=== Record extracts ===
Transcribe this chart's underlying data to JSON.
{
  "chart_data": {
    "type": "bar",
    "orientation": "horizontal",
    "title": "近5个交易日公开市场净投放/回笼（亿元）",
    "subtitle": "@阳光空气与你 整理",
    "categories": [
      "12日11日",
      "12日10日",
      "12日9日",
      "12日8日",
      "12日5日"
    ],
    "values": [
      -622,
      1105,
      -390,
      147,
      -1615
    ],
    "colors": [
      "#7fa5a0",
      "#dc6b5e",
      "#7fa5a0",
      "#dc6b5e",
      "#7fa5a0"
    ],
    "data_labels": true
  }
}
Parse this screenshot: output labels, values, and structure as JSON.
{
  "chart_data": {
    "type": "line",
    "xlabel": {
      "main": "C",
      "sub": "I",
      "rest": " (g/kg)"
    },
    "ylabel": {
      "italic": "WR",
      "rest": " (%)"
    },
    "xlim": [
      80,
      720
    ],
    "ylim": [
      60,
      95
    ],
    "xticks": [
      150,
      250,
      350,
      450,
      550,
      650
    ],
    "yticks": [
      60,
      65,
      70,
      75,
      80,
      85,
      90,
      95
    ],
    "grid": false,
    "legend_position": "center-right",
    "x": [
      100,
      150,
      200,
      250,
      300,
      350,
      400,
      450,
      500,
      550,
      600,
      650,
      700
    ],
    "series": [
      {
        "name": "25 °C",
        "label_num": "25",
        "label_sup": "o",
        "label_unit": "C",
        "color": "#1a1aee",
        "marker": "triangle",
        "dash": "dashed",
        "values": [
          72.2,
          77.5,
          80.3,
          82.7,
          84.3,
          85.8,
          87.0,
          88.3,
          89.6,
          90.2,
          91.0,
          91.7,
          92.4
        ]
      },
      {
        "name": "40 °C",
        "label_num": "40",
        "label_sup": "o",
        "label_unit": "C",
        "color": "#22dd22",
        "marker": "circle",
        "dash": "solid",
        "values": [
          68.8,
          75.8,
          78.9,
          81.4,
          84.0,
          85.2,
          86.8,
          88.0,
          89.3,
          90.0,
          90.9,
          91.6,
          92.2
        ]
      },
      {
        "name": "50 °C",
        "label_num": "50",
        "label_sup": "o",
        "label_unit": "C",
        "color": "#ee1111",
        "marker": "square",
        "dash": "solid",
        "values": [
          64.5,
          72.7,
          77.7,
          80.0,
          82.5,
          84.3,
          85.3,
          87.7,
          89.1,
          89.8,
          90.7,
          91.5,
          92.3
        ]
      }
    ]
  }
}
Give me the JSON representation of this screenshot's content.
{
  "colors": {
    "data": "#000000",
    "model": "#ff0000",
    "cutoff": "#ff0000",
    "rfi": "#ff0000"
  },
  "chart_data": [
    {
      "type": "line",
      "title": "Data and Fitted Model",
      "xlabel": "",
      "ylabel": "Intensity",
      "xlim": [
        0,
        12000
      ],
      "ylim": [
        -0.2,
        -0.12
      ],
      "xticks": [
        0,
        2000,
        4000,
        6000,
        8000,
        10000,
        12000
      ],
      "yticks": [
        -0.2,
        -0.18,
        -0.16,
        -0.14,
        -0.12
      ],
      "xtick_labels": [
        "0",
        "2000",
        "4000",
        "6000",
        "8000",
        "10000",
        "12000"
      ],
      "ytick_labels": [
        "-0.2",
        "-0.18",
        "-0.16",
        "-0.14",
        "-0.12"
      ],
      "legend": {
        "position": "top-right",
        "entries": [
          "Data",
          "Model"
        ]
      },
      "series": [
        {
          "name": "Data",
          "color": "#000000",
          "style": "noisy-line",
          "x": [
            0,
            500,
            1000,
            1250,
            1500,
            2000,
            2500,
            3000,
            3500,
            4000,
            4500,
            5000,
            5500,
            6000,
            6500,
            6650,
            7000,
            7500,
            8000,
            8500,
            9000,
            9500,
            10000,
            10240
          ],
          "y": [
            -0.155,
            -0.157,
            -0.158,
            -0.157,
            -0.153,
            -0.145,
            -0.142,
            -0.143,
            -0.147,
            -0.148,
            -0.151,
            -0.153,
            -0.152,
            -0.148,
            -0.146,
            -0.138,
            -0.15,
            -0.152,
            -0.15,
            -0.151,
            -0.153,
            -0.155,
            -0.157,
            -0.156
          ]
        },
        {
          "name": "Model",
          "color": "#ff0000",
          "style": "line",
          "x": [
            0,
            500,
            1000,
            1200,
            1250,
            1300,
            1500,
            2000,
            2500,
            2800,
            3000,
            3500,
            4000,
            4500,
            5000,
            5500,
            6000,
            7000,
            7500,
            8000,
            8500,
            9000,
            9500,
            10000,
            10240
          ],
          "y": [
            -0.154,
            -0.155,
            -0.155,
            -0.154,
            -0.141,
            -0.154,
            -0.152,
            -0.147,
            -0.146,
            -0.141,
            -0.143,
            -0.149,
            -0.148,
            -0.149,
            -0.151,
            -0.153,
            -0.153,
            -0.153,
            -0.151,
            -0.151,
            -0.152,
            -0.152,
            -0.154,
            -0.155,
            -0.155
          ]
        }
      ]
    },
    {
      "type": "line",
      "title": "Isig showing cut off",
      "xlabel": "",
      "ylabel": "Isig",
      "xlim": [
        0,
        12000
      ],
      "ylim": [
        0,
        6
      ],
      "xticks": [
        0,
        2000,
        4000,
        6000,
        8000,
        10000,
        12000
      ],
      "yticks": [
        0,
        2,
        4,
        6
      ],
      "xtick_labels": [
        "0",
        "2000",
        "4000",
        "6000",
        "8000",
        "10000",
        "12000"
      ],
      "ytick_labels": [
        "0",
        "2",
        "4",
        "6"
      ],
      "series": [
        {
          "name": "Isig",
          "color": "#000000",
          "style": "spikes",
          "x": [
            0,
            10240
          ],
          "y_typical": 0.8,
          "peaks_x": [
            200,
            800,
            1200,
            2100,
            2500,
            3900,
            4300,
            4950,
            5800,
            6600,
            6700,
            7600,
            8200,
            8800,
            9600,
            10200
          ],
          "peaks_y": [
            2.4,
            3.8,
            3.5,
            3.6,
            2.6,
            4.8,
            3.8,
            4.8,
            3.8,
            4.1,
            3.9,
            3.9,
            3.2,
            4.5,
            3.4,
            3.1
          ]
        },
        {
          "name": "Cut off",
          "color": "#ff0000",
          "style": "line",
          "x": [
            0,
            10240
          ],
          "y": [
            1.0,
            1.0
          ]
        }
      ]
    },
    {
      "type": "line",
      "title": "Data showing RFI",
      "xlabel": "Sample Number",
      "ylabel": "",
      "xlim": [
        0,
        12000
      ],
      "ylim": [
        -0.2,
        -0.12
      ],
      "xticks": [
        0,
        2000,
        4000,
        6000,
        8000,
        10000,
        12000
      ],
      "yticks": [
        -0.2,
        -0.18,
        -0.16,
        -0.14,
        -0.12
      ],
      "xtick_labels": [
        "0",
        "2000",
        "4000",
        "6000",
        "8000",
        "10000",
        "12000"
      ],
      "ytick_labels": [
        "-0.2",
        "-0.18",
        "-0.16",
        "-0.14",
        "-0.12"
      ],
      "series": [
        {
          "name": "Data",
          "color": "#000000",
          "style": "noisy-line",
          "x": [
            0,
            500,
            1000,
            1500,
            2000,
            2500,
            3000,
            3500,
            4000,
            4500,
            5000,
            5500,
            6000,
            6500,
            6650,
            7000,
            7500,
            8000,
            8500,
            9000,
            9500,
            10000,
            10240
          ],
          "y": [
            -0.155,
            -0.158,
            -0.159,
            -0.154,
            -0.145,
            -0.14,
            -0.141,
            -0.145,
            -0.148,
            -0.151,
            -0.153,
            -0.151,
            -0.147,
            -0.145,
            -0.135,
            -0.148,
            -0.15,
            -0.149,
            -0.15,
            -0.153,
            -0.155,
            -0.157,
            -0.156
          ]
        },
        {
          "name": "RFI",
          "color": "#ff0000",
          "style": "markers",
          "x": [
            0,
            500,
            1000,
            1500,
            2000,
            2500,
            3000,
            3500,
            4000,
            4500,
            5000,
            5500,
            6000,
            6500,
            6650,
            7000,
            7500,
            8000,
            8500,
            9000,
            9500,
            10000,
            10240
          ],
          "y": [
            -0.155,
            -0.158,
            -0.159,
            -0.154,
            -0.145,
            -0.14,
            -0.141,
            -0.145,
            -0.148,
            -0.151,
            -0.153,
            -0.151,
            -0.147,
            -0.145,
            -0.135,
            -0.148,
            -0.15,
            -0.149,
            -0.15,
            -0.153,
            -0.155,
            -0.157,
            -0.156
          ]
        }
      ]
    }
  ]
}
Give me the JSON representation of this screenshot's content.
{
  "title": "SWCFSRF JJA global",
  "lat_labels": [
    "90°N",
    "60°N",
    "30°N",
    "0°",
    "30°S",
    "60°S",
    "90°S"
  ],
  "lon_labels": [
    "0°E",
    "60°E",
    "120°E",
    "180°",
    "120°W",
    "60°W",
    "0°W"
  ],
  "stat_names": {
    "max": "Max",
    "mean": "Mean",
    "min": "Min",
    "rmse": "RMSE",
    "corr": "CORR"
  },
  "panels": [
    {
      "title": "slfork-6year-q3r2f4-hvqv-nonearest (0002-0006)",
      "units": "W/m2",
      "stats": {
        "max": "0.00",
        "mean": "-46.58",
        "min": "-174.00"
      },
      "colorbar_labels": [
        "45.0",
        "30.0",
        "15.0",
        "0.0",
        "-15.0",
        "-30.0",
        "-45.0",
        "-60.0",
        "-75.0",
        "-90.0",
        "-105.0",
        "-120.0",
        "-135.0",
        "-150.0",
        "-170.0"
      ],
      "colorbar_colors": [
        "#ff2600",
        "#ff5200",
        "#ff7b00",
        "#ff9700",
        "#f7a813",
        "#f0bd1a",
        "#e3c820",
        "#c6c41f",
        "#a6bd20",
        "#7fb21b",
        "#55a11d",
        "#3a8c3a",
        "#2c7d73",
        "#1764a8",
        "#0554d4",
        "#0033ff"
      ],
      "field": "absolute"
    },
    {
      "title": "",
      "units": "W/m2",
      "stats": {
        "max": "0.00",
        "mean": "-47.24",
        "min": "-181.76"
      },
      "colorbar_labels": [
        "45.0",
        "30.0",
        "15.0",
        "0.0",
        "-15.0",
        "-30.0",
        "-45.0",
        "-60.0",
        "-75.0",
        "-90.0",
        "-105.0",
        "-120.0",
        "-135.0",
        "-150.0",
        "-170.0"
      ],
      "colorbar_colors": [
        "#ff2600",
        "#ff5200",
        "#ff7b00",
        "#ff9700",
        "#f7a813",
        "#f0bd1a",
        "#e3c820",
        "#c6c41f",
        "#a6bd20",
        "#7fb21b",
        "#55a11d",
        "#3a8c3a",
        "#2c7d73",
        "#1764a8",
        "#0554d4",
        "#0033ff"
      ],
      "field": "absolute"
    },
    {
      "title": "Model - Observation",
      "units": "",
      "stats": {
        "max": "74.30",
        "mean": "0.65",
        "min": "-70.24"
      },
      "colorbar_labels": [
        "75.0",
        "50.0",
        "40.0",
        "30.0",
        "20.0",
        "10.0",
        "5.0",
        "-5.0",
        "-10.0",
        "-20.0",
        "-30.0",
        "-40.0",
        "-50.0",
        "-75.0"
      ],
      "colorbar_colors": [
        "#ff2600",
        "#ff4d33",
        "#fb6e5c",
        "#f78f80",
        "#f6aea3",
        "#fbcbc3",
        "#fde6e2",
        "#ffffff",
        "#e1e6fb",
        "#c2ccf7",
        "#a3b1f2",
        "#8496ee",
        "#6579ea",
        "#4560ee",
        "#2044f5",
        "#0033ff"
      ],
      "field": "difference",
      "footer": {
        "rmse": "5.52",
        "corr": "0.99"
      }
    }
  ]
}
===
> _Your objective_:
Where a line holds "showing", copy that line.

> _Result for this exercise_:
      "title": "Isig showing cut off",
      "title": "Data showing RFI",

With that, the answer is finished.